What is required
What is the number of lines containing "JSON"? Give only that number.

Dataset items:
------------

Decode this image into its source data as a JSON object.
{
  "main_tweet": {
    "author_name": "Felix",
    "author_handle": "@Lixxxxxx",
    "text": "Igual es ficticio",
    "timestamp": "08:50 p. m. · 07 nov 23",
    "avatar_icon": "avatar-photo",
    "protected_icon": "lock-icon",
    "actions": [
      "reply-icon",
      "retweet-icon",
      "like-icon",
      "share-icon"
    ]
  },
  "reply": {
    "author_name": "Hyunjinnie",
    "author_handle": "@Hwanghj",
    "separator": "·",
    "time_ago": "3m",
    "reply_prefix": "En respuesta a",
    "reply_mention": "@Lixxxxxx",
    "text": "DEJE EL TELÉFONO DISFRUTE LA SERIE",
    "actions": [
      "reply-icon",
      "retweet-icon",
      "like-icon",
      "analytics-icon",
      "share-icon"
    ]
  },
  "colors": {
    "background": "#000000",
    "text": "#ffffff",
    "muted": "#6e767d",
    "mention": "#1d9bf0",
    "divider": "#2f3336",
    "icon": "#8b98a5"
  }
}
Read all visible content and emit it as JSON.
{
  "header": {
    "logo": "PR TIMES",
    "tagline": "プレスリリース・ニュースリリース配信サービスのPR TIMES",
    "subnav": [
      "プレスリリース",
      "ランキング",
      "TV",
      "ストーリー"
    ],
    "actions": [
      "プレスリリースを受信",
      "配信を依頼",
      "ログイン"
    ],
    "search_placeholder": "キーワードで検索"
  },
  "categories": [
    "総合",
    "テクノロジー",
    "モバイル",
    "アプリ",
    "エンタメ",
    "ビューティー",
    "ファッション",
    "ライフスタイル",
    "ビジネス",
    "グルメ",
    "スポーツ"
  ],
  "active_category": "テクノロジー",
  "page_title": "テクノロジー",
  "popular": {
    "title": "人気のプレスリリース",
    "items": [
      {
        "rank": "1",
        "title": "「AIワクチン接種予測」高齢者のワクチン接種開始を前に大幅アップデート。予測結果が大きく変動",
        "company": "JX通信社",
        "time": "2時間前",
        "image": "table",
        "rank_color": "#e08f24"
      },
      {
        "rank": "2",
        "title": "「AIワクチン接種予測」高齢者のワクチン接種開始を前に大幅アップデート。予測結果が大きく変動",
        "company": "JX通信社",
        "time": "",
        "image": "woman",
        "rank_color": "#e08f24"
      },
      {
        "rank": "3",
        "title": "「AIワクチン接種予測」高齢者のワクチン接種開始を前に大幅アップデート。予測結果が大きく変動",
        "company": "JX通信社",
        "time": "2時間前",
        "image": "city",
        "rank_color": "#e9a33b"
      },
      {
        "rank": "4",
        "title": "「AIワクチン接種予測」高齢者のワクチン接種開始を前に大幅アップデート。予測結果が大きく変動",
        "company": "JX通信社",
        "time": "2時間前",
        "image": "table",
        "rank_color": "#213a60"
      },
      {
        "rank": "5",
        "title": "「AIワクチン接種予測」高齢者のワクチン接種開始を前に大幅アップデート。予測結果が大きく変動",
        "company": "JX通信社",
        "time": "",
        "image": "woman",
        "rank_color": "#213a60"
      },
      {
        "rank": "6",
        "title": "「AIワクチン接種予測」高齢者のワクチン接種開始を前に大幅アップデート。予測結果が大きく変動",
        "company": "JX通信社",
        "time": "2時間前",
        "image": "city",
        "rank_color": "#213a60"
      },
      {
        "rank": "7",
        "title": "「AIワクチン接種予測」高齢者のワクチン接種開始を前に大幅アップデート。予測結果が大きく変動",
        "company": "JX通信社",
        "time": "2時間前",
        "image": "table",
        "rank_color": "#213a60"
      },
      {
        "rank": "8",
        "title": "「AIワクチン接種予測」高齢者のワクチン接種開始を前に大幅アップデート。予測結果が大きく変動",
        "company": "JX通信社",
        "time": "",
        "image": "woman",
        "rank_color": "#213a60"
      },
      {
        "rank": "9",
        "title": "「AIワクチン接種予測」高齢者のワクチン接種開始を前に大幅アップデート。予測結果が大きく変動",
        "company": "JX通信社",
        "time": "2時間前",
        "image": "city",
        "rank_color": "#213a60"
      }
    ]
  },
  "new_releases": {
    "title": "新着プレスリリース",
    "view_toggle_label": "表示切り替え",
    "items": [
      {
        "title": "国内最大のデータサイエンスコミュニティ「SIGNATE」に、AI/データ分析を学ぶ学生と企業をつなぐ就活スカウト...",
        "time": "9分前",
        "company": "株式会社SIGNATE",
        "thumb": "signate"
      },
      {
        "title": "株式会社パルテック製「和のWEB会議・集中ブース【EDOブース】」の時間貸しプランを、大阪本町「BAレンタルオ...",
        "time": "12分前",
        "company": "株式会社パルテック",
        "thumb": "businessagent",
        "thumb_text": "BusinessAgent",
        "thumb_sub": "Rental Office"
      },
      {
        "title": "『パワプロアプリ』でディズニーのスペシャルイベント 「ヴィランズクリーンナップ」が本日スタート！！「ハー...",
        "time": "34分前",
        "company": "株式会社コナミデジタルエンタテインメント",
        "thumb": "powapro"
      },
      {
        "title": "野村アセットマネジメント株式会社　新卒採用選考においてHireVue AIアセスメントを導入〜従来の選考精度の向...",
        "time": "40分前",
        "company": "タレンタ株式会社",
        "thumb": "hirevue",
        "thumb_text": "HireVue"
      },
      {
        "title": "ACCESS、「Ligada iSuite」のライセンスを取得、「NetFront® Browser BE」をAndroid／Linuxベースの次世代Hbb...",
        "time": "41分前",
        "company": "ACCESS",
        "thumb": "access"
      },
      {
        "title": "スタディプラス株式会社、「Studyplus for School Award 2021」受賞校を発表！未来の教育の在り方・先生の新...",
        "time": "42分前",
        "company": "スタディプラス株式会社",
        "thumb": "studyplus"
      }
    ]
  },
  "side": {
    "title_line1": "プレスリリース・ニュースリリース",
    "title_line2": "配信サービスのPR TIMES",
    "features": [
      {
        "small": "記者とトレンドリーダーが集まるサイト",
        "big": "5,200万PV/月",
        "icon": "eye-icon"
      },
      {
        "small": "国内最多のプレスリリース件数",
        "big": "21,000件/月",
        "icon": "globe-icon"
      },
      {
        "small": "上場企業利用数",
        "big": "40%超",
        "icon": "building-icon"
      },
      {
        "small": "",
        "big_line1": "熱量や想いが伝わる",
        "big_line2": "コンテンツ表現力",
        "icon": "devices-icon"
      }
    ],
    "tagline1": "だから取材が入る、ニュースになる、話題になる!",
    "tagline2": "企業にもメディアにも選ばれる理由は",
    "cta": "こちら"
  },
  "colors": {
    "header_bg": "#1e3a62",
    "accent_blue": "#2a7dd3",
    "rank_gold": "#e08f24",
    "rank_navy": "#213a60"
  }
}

------------

The completed task
2